Saved entries

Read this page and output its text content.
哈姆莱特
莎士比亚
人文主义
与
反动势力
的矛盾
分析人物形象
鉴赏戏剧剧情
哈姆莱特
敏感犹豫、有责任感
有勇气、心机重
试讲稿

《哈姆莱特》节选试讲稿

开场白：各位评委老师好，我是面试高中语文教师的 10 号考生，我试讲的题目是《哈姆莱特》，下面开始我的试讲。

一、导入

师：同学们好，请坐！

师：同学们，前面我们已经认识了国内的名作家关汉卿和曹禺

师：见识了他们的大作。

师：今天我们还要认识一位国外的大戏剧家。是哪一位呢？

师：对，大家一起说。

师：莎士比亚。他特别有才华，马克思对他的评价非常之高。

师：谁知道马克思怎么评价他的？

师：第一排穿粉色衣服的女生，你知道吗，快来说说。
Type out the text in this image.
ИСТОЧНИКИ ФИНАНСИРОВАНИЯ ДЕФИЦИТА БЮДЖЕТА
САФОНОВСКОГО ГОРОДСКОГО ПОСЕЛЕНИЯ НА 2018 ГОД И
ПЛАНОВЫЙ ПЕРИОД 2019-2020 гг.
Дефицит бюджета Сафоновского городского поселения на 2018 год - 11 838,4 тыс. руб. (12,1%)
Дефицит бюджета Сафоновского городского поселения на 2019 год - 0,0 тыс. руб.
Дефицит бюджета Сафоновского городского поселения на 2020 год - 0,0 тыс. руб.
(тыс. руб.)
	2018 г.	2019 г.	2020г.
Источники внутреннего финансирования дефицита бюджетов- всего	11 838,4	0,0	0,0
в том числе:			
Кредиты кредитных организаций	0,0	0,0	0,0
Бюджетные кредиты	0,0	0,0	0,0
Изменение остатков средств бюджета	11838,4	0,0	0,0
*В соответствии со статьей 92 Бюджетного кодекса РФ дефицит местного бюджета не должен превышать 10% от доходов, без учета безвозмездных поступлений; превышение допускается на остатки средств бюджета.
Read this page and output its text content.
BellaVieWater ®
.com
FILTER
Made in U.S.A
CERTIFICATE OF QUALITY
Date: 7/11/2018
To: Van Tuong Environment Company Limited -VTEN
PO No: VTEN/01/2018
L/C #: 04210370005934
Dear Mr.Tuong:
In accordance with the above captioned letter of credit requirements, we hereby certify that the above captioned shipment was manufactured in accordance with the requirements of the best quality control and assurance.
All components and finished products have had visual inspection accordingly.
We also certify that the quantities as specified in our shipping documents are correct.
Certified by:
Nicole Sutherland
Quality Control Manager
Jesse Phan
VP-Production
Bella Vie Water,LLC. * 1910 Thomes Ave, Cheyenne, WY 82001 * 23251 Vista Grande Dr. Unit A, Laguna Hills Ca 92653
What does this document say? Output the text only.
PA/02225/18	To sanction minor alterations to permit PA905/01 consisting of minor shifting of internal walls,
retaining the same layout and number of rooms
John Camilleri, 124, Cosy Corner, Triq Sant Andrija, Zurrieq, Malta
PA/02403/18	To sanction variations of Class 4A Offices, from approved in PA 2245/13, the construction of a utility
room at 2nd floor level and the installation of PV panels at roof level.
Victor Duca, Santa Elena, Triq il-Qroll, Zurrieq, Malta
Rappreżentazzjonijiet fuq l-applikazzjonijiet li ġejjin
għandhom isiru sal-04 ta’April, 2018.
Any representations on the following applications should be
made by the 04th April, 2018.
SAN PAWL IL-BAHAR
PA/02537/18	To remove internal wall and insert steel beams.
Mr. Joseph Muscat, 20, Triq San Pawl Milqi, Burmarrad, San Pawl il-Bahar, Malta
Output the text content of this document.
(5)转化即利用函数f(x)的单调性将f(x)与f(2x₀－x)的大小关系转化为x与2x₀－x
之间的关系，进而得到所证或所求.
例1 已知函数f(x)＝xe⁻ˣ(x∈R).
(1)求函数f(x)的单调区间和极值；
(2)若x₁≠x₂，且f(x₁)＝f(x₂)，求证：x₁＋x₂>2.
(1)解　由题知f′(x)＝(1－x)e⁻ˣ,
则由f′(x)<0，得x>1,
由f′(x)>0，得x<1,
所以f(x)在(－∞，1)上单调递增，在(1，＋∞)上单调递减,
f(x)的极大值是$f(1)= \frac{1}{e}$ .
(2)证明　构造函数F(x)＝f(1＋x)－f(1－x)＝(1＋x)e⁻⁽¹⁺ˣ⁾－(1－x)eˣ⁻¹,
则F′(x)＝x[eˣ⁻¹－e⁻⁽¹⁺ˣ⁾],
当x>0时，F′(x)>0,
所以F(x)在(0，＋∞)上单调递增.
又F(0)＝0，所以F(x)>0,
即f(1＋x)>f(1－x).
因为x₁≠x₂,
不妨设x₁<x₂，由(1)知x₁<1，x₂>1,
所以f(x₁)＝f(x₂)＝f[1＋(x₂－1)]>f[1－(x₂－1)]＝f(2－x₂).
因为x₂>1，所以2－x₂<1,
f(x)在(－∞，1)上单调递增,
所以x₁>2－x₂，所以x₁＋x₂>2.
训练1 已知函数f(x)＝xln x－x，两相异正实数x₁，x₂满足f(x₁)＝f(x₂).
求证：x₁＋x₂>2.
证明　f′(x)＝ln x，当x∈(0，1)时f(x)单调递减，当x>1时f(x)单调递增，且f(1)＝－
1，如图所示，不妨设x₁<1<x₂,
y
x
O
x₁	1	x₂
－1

Problem requirements:
Exact copies of all the records are required.

Response:
Read this page and output its text content.
哈姆莱特
莎士比亚
人文主义
与
反动势力
的矛盾
分析人物形象
鉴赏戏剧剧情
哈姆莱特
敏感犹豫、有责任感
有勇气、心机重
试讲稿

《哈姆莱特》节选试讲稿

开场白：各位评委老师好，我是面试高中语文教师的 10 号考生，我试讲的题目是《哈姆莱特》，下面开始我的试讲。

一、导入

师：同学们好，请坐！

师：同学们，前面我们已经认识了国内的名作家关汉卿和曹禺

师：见识了他们的大作。

师：今天我们还要认识一位国外的大戏剧家。是哪一位呢？

师：对，大家一起说。

师：莎士比亚。他特别有才华，马克思对他的评价非常之高。

师：谁知道马克思怎么评价他的？

师：第一排穿粉色衣服的女生，你知道吗，快来说说。
Type out the text in this image.
ИСТОЧНИКИ ФИНАНСИРОВАНИЯ ДЕФИЦИТА БЮДЖЕТА
САФОНОВСКОГО ГОРОДСКОГО ПОСЕЛЕНИЯ НА 2018 ГОД И
ПЛАНОВЫЙ ПЕРИОД 2019-2020 гг.
Дефицит бюджета Сафоновского городского поселения на 2018 год - 11 838,4 тыс. руб. (12,1%)
Дефицит бюджета Сафоновского городского поселения на 2019 год - 0,0 тыс. руб.
Дефицит бюджета Сафоновского городского поселения на 2020 год - 0,0 тыс. руб.
(тыс. руб.)
	2018 г.	2019 г.	2020г.
Источники внутреннего финансирования дефицита бюджетов- всего	11 838,4	0,0	0,0
в том числе:			
Кредиты кредитных организаций	0,0	0,0	0,0
Бюджетные кредиты	0,0	0,0	0,0
Изменение остатков средств бюджета	11838,4	0,0	0,0
*В соответствии со статьей 92 Бюджетного кодекса РФ дефицит местного бюджета не должен превышать 10% от доходов, без учета безвозмездных поступлений; превышение допускается на остатки средств бюджета.
Read this page and output its text content.
BellaVieWater ®
.com
FILTER
Made in U.S.A
CERTIFICATE OF QUALITY
Date: 7/11/2018
To: Van Tuong Environment Company Limited -VTEN
PO No: VTEN/01/2018
L/C #: 04210370005934
Dear Mr.Tuong:
In accordance with the above captioned letter of credit requirements, we hereby certify that the above captioned shipment was manufactured in accordance with the requirements of the best quality control and assurance.
All components and finished products have had visual inspection accordingly.
We also certify that the quantities as specified in our shipping documents are correct.
Certified by:
Nicole Sutherland
Quality Control Manager
Jesse Phan
VP-Production
Bella Vie Water,LLC. * 1910 Thomes Ave, Cheyenne, WY 82001 * 23251 Vista Grande Dr. Unit A, Laguna Hills Ca 92653
What does this document say? Output the text only.
PA/02225/18	To sanction minor alterations to permit PA905/01 consisting of minor shifting of internal walls,
retaining the same layout and number of rooms
John Camilleri, 124, Cosy Corner, Triq Sant Andrija, Zurrieq, Malta
PA/02403/18	To sanction variations of Class 4A Offices, from approved in PA 2245/13, the construction of a utility
room at 2nd floor level and the installation of PV panels at roof level.
Victor Duca, Santa Elena, Triq il-Qroll, Zurrieq, Malta
Rappreżentazzjonijiet fuq l-applikazzjonijiet li ġejjin
għandhom isiru sal-04 ta’April, 2018.
Any representations on the following applications should be
made by the 04th April, 2018.
SAN PAWL IL-BAHAR
PA/02537/18	To remove internal wall and insert steel beams.
Mr. Joseph Muscat, 20, Triq San Pawl Milqi, Burmarrad, San Pawl il-Bahar, Malta
Output the text content of this document.
(5)转化即利用函数f(x)的单调性将f(x)与f(2x₀－x)的大小关系转化为x与2x₀－x
之间的关系，进而得到所证或所求.
例1 已知函数f(x)＝xe⁻ˣ(x∈R).
(1)求函数f(x)的单调区间和极值；
(2)若x₁≠x₂，且f(x₁)＝f(x₂)，求证：x₁＋x₂>2.
(1)解　由题知f′(x)＝(1－x)e⁻ˣ,
则由f′(x)<0，得x>1,
由f′(x)>0，得x<1,
所以f(x)在(－∞，1)上单调递增，在(1，＋∞)上单调递减,
f(x)的极大值是$f(1)= \frac{1}{e}$ .
(2)证明　构造函数F(x)＝f(1＋x)－f(1－x)＝(1＋x)e⁻⁽¹⁺ˣ⁾－(1－x)eˣ⁻¹,
则F′(x)＝x[eˣ⁻¹－e⁻⁽¹⁺ˣ⁾],
当x>0时，F′(x)>0,
所以F(x)在(0，＋∞)上单调递增.
又F(0)＝0，所以F(x)>0,
即f(1＋x)>f(1－x).
因为x₁≠x₂,
不妨设x₁<x₂，由(1)知x₁<1，x₂>1,
所以f(x₁)＝f(x₂)＝f[1＋(x₂－1)]>f[1－(x₂－1)]＝f(2－x₂).
因为x₂>1，所以2－x₂<1,
f(x)在(－∞，1)上单调递增,
所以x₁>2－x₂，所以x₁＋x₂>2.
训练1 已知函数f(x)＝xln x－x，两相异正实数x₁，x₂满足f(x₁)＝f(x₂).
求证：x₁＋x₂>2.
证明　f′(x)＝ln x，当x∈(0，1)时f(x)单调递减，当x>1时f(x)单调递增，且f(1)＝－
1，如图所示，不妨设x₁<1<x₂,
y
x
O
x₁	1	x₂
－1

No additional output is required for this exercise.